=== AIM OF THE EXERCISE ===
Look at the entries below and reproduce them exactly.

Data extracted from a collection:
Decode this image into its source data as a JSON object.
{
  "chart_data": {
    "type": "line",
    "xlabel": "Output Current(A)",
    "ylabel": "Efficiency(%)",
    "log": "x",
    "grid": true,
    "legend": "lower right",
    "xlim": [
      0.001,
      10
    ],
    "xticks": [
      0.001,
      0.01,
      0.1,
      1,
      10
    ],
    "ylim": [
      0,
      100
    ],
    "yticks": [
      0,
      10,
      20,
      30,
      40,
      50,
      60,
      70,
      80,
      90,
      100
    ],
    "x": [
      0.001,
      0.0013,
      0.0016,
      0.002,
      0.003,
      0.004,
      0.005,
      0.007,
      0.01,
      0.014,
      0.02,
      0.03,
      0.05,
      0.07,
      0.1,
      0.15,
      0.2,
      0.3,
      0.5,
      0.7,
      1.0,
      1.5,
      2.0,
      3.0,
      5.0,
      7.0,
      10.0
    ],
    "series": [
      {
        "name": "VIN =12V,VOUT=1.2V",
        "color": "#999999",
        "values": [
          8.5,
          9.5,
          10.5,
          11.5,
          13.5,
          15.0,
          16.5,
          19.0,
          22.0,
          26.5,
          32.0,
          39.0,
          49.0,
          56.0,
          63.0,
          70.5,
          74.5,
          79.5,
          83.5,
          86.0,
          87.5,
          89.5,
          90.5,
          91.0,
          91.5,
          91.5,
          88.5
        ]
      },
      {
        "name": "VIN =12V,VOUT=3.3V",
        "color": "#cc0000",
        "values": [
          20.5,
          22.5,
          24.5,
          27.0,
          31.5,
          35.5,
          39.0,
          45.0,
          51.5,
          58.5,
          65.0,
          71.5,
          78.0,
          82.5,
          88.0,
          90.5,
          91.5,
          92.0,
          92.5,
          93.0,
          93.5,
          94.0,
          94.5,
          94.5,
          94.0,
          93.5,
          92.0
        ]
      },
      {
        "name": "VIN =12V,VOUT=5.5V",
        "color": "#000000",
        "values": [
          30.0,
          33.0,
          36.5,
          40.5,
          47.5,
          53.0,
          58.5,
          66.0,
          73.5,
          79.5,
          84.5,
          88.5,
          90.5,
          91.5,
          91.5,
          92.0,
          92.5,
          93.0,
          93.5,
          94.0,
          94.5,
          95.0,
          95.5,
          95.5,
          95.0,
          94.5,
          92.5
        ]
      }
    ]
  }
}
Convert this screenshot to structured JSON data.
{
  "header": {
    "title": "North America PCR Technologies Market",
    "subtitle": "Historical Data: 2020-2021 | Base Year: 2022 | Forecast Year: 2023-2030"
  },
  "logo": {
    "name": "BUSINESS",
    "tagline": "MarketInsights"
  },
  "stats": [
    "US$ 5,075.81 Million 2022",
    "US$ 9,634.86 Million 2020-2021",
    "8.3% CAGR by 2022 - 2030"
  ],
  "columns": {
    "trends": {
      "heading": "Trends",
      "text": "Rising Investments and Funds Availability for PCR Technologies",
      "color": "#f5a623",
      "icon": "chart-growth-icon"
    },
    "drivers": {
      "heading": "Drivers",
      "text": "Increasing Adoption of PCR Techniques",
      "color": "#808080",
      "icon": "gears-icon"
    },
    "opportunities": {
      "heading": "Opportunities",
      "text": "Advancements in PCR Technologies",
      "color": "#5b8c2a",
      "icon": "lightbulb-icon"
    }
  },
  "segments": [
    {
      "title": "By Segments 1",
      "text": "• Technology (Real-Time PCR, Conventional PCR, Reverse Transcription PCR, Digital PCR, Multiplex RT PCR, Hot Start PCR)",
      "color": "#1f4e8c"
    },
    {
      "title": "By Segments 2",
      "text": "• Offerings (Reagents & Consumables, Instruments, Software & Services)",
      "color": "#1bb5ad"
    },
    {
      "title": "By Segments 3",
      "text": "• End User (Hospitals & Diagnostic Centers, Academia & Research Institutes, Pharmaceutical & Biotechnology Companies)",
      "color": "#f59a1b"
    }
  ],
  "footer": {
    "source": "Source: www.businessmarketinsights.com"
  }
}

=== SOLUTION FOR THIS TASK ===
Decode this image into its source data as a JSON object.
{
  "chart_data": {
    "type": "line",
    "xlabel": "Output Current(A)",
    "ylabel": "Efficiency(%)",
    "log": "x",
    "grid": true,
    "legend": "lower right",
    "xlim": [
      0.001,
      10
    ],
    "xticks": [
      0.001,
      0.01,
      0.1,
      1,
      10
    ],
    "ylim": [
      0,
      100
    ],
    "yticks": [
      0,
      10,
      20,
      30,
      40,
      50,
      60,
      70,
      80,
      90,
      100
    ],
    "x": [
      0.001,
      0.0013,
      0.0016,
      0.002,
      0.003,
      0.004,
      0.005,
      0.007,
      0.01,
      0.014,
      0.02,
      0.03,
      0.05,
      0.07,
      0.1,
      0.15,
      0.2,
      0.3,
      0.5,
      0.7,
      1.0,
      1.5,
      2.0,
      3.0,
      5.0,
      7.0,
      10.0
    ],
    "series": [
      {
        "name": "VIN =12V,VOUT=1.2V",
        "color": "#999999",
        "values": [
          8.5,
          9.5,
          10.5,
          11.5,
          13.5,
          15.0,
          16.5,
          19.0,
          22.0,
          26.5,
          32.0,
          39.0,
          49.0,
          56.0,
          63.0,
          70.5,
          74.5,
          79.5,
          83.5,
          86.0,
          87.5,
          89.5,
          90.5,
          91.0,
          91.5,
          91.5,
          88.5
        ]
      },
      {
        "name": "VIN =12V,VOUT=3.3V",
        "color": "#cc0000",
        "values": [
          20.5,
          22.5,
          24.5,
          27.0,
          31.5,
          35.5,
          39.0,
          45.0,
          51.5,
          58.5,
          65.0,
          71.5,
          78.0,
          82.5,
          88.0,
          90.5,
          91.5,
          92.0,
          92.5,
          93.0,
          93.5,
          94.0,
          94.5,
          94.5,
          94.0,
          93.5,
          92.0
        ]
      },
      {
        "name": "VIN =12V,VOUT=5.5V",
        "color": "#000000",
        "values": [
          30.0,
          33.0,
          36.5,
          40.5,
          47.5,
          53.0,
          58.5,
          66.0,
          73.5,
          79.5,
          84.5,
          88.5,
          90.5,
          91.5,
          91.5,
          92.0,
          92.5,
          93.0,
          93.5,
          94.0,
          94.5,
          95.0,
          95.5,
          95.5,
          95.0,
          94.5,
          92.5
        ]
      }
    ]
  }
}
Convert this screenshot to structured JSON data.
{
  "header": {
    "title": "North America PCR Technologies Market",
    "subtitle": "Historical Data: 2020-2021 | Base Year: 2022 | Forecast Year: 2023-2030"
  },
  "logo": {
    "name": "BUSINESS",
    "tagline": "MarketInsights"
  },
  "stats": [
    "US$ 5,075.81 Million 2022",
    "US$ 9,634.86 Million 2020-2021",
    "8.3% CAGR by 2022 - 2030"
  ],
  "columns": {
    "trends": {
      "heading": "Trends",
      "text": "Rising Investments and Funds Availability for PCR Technologies",
      "color": "#f5a623",
      "icon": "chart-growth-icon"
    },
    "drivers": {
      "heading": "Drivers",
      "text": "Increasing Adoption of PCR Techniques",
      "color": "#808080",
      "icon": "gears-icon"
    },
    "opportunities": {
      "heading": "Opportunities",
      "text": "Advancements in PCR Technologies",
      "color": "#5b8c2a",
      "icon": "lightbulb-icon"
    }
  },
  "segments": [
    {
      "title": "By Segments 1",
      "text": "• Technology (Real-Time PCR, Conventional PCR, Reverse Transcription PCR, Digital PCR, Multiplex RT PCR, Hot Start PCR)",
      "color": "#1f4e8c"
    },
    {
      "title": "By Segments 2",
      "text": "• Offerings (Reagents & Consumables, Instruments, Software & Services)",
      "color": "#1bb5ad"
    },
    {
      "title": "By Segments 3",
      "text": "• End User (Hospitals & Diagnostic Centers, Academia & Research Institutes, Pharmaceutical & Biotechnology Companies)",
      "color": "#f59a1b"
    }
  ],
  "footer": {
    "source": "Source: www.businessmarketinsights.com"
  }
}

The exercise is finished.